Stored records
------------

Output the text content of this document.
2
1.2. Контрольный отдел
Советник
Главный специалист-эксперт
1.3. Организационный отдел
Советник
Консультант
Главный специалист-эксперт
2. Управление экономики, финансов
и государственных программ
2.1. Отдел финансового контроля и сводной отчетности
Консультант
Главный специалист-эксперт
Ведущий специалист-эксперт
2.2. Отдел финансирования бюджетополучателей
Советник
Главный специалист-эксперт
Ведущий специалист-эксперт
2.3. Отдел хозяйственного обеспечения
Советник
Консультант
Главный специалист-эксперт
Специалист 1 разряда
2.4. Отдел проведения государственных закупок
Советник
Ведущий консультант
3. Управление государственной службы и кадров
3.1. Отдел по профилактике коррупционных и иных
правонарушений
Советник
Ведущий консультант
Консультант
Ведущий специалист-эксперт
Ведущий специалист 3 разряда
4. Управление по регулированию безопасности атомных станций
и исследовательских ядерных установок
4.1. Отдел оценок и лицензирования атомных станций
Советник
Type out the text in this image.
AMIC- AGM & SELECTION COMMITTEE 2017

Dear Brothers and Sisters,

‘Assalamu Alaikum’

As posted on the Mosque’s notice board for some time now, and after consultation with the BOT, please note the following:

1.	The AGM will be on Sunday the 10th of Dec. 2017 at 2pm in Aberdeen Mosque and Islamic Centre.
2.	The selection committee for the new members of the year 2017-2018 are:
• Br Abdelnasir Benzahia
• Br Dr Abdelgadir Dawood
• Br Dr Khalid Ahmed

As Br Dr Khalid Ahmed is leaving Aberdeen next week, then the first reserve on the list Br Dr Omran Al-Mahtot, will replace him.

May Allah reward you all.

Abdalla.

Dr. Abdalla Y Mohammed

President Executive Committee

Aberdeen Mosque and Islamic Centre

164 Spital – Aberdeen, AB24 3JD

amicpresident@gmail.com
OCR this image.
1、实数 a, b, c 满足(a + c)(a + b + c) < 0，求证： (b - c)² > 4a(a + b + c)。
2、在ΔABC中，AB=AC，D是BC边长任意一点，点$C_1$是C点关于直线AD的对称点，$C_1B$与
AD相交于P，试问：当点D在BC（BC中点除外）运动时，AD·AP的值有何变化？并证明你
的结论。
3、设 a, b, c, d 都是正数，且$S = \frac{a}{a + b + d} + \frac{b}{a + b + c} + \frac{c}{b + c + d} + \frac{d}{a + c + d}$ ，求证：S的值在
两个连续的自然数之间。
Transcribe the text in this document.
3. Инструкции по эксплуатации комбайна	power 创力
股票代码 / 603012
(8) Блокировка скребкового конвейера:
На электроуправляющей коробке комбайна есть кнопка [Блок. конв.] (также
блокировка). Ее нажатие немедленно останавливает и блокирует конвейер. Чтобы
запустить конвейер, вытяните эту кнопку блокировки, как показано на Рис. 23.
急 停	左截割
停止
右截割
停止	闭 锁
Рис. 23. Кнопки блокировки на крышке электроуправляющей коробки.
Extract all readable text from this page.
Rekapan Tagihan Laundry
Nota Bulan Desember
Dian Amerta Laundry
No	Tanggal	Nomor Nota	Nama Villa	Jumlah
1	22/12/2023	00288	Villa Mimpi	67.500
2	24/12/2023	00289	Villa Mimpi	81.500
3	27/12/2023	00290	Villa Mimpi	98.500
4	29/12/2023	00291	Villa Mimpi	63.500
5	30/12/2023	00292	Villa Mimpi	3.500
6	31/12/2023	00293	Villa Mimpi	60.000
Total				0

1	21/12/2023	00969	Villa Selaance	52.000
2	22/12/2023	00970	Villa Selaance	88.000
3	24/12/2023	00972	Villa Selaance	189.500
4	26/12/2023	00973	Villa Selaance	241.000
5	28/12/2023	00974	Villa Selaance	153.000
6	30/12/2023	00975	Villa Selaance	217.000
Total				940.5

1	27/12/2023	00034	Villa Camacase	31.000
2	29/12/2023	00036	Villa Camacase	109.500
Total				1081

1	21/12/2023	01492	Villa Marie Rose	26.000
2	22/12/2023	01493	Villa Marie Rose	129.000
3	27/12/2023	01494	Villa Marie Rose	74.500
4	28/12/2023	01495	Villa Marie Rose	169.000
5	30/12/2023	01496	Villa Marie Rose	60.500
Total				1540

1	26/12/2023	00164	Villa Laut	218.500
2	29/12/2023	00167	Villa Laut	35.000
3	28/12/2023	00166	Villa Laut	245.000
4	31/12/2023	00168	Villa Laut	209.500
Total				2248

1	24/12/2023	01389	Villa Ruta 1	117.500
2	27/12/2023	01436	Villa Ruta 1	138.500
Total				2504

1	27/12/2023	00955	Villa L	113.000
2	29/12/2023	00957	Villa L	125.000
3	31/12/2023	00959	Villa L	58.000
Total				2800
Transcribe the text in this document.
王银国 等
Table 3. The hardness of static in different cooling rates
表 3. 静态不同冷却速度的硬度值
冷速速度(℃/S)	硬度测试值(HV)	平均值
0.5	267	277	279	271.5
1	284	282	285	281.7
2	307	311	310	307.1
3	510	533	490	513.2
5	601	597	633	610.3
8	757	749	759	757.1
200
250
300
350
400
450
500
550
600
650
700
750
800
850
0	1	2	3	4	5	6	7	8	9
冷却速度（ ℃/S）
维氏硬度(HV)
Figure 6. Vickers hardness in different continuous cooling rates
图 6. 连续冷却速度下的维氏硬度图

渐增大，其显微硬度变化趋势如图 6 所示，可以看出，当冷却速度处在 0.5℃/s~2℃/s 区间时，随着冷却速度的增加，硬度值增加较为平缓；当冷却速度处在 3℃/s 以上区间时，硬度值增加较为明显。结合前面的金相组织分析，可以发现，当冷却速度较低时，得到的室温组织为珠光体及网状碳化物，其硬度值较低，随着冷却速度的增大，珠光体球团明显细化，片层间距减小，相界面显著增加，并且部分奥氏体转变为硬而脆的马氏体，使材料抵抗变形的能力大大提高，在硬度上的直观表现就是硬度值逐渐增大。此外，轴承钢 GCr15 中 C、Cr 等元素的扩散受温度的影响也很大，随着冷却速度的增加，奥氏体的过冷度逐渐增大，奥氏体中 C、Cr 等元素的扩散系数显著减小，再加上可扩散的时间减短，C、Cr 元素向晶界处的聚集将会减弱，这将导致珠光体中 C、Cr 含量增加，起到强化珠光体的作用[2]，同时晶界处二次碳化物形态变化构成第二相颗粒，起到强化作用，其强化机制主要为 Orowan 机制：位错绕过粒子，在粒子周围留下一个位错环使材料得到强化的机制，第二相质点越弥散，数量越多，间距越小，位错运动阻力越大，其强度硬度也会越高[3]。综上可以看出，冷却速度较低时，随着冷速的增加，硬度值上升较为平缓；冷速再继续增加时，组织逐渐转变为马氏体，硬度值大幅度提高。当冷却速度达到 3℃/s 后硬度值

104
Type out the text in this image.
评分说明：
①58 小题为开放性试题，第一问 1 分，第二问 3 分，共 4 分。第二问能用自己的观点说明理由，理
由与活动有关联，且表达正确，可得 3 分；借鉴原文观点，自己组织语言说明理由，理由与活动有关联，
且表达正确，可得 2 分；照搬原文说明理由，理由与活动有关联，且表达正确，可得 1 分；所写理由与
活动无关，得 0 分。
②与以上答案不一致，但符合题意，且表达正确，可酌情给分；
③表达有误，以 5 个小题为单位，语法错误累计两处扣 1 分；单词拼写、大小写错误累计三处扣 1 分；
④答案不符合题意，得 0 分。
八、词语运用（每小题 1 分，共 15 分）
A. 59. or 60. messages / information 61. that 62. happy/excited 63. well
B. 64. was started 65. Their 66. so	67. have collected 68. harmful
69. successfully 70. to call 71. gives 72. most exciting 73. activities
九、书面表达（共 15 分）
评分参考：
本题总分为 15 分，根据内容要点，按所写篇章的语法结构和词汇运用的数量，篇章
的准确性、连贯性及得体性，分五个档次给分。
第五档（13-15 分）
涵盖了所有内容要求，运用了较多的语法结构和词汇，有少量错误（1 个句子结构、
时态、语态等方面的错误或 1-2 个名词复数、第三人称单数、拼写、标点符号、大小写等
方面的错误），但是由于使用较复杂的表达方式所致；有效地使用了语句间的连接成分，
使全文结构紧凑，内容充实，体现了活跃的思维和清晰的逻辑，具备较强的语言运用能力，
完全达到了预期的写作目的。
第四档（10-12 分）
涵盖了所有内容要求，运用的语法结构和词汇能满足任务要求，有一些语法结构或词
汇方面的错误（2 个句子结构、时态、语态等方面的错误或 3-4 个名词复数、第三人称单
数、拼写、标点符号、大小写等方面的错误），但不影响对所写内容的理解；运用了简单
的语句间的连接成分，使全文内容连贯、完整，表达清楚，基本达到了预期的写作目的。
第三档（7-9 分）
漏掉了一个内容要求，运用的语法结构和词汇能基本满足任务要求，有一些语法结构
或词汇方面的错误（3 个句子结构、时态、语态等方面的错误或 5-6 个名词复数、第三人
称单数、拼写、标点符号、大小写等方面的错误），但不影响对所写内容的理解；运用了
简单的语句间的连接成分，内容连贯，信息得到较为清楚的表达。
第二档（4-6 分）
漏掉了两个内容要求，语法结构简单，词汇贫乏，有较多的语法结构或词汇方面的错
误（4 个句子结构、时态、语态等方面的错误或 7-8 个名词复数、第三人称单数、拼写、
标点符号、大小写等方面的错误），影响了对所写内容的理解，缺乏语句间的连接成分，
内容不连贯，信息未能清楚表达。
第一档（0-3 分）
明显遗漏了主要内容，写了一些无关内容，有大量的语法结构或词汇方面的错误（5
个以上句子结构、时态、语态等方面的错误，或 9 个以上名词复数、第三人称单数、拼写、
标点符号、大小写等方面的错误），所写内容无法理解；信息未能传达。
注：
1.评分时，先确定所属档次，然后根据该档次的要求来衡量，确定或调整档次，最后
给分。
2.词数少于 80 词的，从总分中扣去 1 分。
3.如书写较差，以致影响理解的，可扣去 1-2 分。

------------

*TASK TO COMPLETE*. Determine how many lines of the listing above hold the word "Laundry". Report that number without anything else.

*TASK ANSWER*. 2